EXERCISE BRIEF: Repeat the material exactly, every line of it.

PROVIDED MATERIAL:
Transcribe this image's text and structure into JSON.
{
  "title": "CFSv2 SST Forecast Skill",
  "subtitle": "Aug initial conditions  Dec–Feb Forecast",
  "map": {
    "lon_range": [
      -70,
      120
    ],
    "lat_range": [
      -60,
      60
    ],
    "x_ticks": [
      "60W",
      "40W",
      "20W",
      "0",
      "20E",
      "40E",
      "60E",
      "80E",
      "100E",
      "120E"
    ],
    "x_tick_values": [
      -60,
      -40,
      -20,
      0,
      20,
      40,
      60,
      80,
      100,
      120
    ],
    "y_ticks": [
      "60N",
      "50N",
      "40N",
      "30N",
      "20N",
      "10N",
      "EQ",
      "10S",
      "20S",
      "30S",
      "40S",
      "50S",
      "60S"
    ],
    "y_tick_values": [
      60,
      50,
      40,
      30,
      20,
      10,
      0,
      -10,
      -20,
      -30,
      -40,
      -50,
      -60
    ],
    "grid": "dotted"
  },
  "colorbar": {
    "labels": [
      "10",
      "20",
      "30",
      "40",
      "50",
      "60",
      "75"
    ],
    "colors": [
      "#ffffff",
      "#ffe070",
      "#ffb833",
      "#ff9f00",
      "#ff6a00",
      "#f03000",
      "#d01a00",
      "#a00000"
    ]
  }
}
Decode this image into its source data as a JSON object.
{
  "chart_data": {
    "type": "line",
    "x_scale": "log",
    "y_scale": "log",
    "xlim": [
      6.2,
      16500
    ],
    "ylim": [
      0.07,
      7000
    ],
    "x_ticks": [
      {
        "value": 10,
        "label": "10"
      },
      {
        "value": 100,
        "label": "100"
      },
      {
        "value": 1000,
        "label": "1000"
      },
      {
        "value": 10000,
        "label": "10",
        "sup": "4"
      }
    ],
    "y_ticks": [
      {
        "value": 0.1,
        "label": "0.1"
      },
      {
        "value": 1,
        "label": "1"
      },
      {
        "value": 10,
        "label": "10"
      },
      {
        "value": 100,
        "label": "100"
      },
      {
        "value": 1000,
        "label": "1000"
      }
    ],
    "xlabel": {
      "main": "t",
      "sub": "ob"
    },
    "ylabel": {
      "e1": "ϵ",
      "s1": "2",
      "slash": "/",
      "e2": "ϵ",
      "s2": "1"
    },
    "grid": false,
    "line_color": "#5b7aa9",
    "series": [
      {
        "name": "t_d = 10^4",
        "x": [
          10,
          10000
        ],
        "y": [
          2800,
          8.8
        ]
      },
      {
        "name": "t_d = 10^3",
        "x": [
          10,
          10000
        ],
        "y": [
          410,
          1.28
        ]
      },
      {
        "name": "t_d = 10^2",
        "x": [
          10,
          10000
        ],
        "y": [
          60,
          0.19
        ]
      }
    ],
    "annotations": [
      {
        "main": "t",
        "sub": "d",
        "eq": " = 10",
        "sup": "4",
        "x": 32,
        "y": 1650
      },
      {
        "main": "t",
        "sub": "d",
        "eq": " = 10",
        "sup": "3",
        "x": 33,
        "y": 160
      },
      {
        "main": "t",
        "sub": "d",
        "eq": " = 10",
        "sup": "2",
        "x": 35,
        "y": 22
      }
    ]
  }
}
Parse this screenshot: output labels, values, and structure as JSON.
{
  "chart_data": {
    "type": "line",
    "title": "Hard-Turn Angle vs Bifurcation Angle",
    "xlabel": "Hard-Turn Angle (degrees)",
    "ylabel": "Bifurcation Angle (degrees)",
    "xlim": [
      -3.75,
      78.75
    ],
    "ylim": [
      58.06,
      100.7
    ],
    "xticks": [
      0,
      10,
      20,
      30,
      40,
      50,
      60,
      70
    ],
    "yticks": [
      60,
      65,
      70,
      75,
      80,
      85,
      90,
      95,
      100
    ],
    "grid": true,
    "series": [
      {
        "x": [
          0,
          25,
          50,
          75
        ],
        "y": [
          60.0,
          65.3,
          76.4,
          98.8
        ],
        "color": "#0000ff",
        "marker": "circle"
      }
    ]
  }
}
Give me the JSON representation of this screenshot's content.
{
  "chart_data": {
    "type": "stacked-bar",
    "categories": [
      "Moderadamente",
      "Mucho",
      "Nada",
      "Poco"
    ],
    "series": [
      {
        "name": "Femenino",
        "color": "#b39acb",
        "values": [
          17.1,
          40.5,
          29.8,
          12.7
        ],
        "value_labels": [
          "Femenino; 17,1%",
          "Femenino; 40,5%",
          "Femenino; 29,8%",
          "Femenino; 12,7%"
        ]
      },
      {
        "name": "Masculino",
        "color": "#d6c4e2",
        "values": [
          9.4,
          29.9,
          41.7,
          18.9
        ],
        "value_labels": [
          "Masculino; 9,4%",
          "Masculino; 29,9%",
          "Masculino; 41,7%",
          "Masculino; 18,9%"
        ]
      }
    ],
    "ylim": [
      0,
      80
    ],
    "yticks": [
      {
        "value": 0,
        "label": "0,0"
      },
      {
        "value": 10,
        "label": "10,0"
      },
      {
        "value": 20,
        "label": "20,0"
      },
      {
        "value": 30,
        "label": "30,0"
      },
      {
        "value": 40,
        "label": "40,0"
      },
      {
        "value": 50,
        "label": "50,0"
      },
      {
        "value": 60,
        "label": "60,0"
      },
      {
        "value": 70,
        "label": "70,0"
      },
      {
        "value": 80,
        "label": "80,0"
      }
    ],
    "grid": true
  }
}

EXPECTED ANSWER:
Transcribe this image's text and structure into JSON.
{
  "title": "CFSv2 SST Forecast Skill",
  "subtitle": "Aug initial conditions  Dec–Feb Forecast",
  "map": {
    "lon_range": [
      -70,
      120
    ],
    "lat_range": [
      -60,
      60
    ],
    "x_ticks": [
      "60W",
      "40W",
      "20W",
      "0",
      "20E",
      "40E",
      "60E",
      "80E",
      "100E",
      "120E"
    ],
    "x_tick_values": [
      -60,
      -40,
      -20,
      0,
      20,
      40,
      60,
      80,
      100,
      120
    ],
    "y_ticks": [
      "60N",
      "50N",
      "40N",
      "30N",
      "20N",
      "10N",
      "EQ",
      "10S",
      "20S",
      "30S",
      "40S",
      "50S",
      "60S"
    ],
    "y_tick_values": [
      60,
      50,
      40,
      30,
      20,
      10,
      0,
      -10,
      -20,
      -30,
      -40,
      -50,
      -60
    ],
    "grid": "dotted"
  },
  "colorbar": {
    "labels": [
      "10",
      "20",
      "30",
      "40",
      "50",
      "60",
      "75"
    ],
    "colors": [
      "#ffffff",
      "#ffe070",
      "#ffb833",
      "#ff9f00",
      "#ff6a00",
      "#f03000",
      "#d01a00",
      "#a00000"
    ]
  }
}
Decode this image into its source data as a JSON object.
{
  "chart_data": {
    "type": "line",
    "x_scale": "log",
    "y_scale": "log",
    "xlim": [
      6.2,
      16500
    ],
    "ylim": [
      0.07,
      7000
    ],
    "x_ticks": [
      {
        "value": 10,
        "label": "10"
      },
      {
        "value": 100,
        "label": "100"
      },
      {
        "value": 1000,
        "label": "1000"
      },
      {
        "value": 10000,
        "label": "10",
        "sup": "4"
      }
    ],
    "y_ticks": [
      {
        "value": 0.1,
        "label": "0.1"
      },
      {
        "value": 1,
        "label": "1"
      },
      {
        "value": 10,
        "label": "10"
      },
      {
        "value": 100,
        "label": "100"
      },
      {
        "value": 1000,
        "label": "1000"
      }
    ],
    "xlabel": {
      "main": "t",
      "sub": "ob"
    },
    "ylabel": {
      "e1": "ϵ",
      "s1": "2",
      "slash": "/",
      "e2": "ϵ",
      "s2": "1"
    },
    "grid": false,
    "line_color": "#5b7aa9",
    "series": [
      {
        "name": "t_d = 10^4",
        "x": [
          10,
          10000
        ],
        "y": [
          2800,
          8.8
        ]
      },
      {
        "name": "t_d = 10^3",
        "x": [
          10,
          10000
        ],
        "y": [
          410,
          1.28
        ]
      },
      {
        "name": "t_d = 10^2",
        "x": [
          10,
          10000
        ],
        "y": [
          60,
          0.19
        ]
      }
    ],
    "annotations": [
      {
        "main": "t",
        "sub": "d",
        "eq": " = 10",
        "sup": "4",
        "x": 32,
        "y": 1650
      },
      {
        "main": "t",
        "sub": "d",
        "eq": " = 10",
        "sup": "3",
        "x": 33,
        "y": 160
      },
      {
        "main": "t",
        "sub": "d",
        "eq": " = 10",
        "sup": "2",
        "x": 35,
        "y": 22
      }
    ]
  }
}
Parse this screenshot: output labels, values, and structure as JSON.
{
  "chart_data": {
    "type": "line",
    "title": "Hard-Turn Angle vs Bifurcation Angle",
    "xlabel": "Hard-Turn Angle (degrees)",
    "ylabel": "Bifurcation Angle (degrees)",
    "xlim": [
      -3.75,
      78.75
    ],
    "ylim": [
      58.06,
      100.7
    ],
    "xticks": [
      0,
      10,
      20,
      30,
      40,
      50,
      60,
      70
    ],
    "yticks": [
      60,
      65,
      70,
      75,
      80,
      85,
      90,
      95,
      100
    ],
    "grid": true,
    "series": [
      {
        "x": [
          0,
          25,
          50,
          75
        ],
        "y": [
          60.0,
          65.3,
          76.4,
          98.8
        ],
        "color": "#0000ff",
        "marker": "circle"
      }
    ]
  }
}
Give me the JSON representation of this screenshot's content.
{
  "chart_data": {
    "type": "stacked-bar",
    "categories": [
      "Moderadamente",
      "Mucho",
      "Nada",
      "Poco"
    ],
    "series": [
      {
        "name": "Femenino",
        "color": "#b39acb",
        "values": [
          17.1,
          40.5,
          29.8,
          12.7
        ],
        "value_labels": [
          "Femenino; 17,1%",
          "Femenino; 40,5%",
          "Femenino; 29,8%",
          "Femenino; 12,7%"
        ]
      },
      {
        "name": "Masculino",
        "color": "#d6c4e2",
        "values": [
          9.4,
          29.9,
          41.7,
          18.9
        ],
        "value_labels": [
          "Masculino; 9,4%",
          "Masculino; 29,9%",
          "Masculino; 41,7%",
          "Masculino; 18,9%"
        ]
      }
    ],
    "ylim": [
      0,
      80
    ],
    "yticks": [
      {
        "value": 0,
        "label": "0,0"
      },
      {
        "value": 10,
        "label": "10,0"
      },
      {
        "value": 20,
        "label": "20,0"
      },
      {
        "value": 30,
        "label": "30,0"
      },
      {
        "value": 40,
        "label": "40,0"
      },
      {
        "value": 50,
        "label": "50,0"
      },
      {
        "value": 60,
        "label": "60,0"
      },
      {
        "value": 70,
        "label": "70,0"
      },
      {
        "value": 80,
        "label": "80,0"
      }
    ],
    "grid": true
  }
}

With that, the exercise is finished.